- Directions for this task: Present each line of the items below as an entry in a numbered list, omitting any blank lines.
*****
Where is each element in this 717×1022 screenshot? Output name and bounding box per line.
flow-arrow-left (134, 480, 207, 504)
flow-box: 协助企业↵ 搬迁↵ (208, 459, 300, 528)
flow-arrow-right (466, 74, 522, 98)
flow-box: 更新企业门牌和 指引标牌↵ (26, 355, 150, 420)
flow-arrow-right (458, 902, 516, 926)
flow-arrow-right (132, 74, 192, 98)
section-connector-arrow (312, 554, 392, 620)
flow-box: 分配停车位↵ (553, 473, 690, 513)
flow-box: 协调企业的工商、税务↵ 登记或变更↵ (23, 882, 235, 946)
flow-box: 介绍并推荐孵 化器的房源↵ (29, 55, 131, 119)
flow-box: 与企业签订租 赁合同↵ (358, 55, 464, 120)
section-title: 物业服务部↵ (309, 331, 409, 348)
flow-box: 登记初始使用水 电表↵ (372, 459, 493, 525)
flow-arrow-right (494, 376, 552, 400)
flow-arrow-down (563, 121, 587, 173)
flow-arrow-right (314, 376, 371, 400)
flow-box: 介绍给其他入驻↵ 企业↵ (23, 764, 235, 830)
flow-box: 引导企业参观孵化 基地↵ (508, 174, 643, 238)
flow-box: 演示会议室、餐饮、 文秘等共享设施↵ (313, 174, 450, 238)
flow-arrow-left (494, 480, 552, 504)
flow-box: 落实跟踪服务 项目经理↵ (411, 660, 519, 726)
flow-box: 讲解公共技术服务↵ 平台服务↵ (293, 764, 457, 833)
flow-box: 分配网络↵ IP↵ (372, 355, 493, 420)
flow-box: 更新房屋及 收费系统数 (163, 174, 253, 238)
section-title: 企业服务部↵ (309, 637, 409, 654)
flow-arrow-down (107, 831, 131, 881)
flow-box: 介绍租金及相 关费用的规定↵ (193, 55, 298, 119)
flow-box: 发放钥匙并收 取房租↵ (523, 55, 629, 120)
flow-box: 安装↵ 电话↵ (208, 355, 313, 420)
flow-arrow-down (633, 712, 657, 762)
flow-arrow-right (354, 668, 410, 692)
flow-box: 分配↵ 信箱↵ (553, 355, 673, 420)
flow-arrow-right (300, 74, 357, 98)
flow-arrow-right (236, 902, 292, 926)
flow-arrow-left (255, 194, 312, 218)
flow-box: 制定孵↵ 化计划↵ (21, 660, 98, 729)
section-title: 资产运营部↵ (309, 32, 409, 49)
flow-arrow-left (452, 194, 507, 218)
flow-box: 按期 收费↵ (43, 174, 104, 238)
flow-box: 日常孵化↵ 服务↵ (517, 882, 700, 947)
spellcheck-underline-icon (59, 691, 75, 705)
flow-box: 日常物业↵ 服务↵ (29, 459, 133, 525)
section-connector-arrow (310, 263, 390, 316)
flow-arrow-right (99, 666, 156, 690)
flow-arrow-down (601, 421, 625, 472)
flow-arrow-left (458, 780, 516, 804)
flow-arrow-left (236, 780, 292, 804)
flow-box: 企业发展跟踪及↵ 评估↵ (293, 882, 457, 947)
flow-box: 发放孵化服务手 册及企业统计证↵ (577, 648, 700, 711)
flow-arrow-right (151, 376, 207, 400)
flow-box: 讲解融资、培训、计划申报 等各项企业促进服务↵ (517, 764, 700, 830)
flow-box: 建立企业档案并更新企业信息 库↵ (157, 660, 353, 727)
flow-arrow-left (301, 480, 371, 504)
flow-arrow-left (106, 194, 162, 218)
*****
- Result of this exercise:
1. Where is each element in this 717×1022 screenshot? Output name and bounding box per line.
2. flow-arrow-left (134, 480, 207, 504)
3. flow-box: 协助企业↵ 搬迁↵ (208, 459, 300, 528)
4. flow-arrow-right (466, 74, 522, 98)
5. flow-box: 更新企业门牌和 指引标牌↵ (26, 355, 150, 420)
6. flow-arrow-right (458, 902, 516, 926)
7. flow-arrow-right (132, 74, 192, 98)
8. section-connector-arrow (312, 554, 392, 620)
9. flow-box: 分配停车位↵ (553, 473, 690, 513)
10. flow-box: 协调企业的工商、税务↵ 登记或变更↵ (23, 882, 235, 946)
11. flow-box: 介绍并推荐孵 化器的房源↵ (29, 55, 131, 119)
12. flow-box: 与企业签订租 赁合同↵ (358, 55, 464, 120)
13. section-title: 物业服务部↵ (309, 331, 409, 348)
14. flow-box: 登记初始使用水 电表↵ (372, 459, 493, 525)
15. flow-arrow-right (494, 376, 552, 400)
16. flow-arrow-down (563, 121, 587, 173)
17. flow-arrow-right (314, 376, 371, 400)
18. flow-box: 介绍给其他入驻↵ 企业↵ (23, 764, 235, 830)
19. flow-box: 引导企业参观孵化 基地↵ (508, 174, 643, 238)
20. flow-box: 演示会议室、餐饮、 文秘等共享设施↵ (313, 174, 450, 238)
21. flow-arrow-left (494, 480, 552, 504)
22. flow-box: 落实跟踪服务 项目经理↵ (411, 660, 519, 726)
23. flow-box: 讲解公共技术服务↵ 平台服务↵ (293, 764, 457, 833)
24. flow-box: 分配网络↵ IP↵ (372, 355, 493, 420)
25. flow-box: 更新房屋及 收费系统数 (163, 174, 253, 238)
26. section-title: 企业服务部↵ (309, 637, 409, 654)
27. flow-arrow-down (107, 831, 131, 881)
28. flow-box: 介绍租金及相 关费用的规定↵ (193, 55, 298, 119)
29. flow-box: 发放钥匙并收 取房租↵ (523, 55, 629, 120)
30. flow-box: 安装↵ 电话↵ (208, 355, 313, 420)
31. flow-arrow-down (633, 712, 657, 762)
32. flow-arrow-right (354, 668, 410, 692)
33. flow-box: 分配↵ 信箱↵ (553, 355, 673, 420)
34. flow-arrow-right (300, 74, 357, 98)
35. flow-arrow-right (236, 902, 292, 926)
36. flow-arrow-left (255, 194, 312, 218)
37. flow-box: 制定孵↵ 化计划↵ (21, 660, 98, 729)
38. section-title: 资产运营部↵ (309, 32, 409, 49)
39. flow-arrow-left (452, 194, 507, 218)
40. flow-box: 按期 收费↵ (43, 174, 104, 238)
41. flow-box: 日常孵化↵ 服务↵ (517, 882, 700, 947)
42. spellcheck-underline-icon (59, 691, 75, 705)
43. flow-box: 日常物业↵ 服务↵ (29, 459, 133, 525)
44. section-connector-arrow (310, 263, 390, 316)
45. flow-arrow-right (99, 666, 156, 690)
46. flow-arrow-down (601, 421, 625, 472)
47. flow-arrow-left (458, 780, 516, 804)
48. flow-arrow-left (236, 780, 292, 804)
49. flow-box: 企业发展跟踪及↵ 评估↵ (293, 882, 457, 947)
50. flow-box: 发放孵化服务手 册及企业统计证↵ (577, 648, 700, 711)
51. flow-arrow-right (151, 376, 207, 400)
52. flow-box: 讲解融资、培训、计划申报 等各项企业促进服务↵ (517, 764, 700, 830)
53. flow-box: 建立企业档案并更新企业信息 库↵ (157, 660, 353, 727)
54. flow-arrow-left (301, 480, 371, 504)
55. flow-arrow-left (106, 194, 162, 218)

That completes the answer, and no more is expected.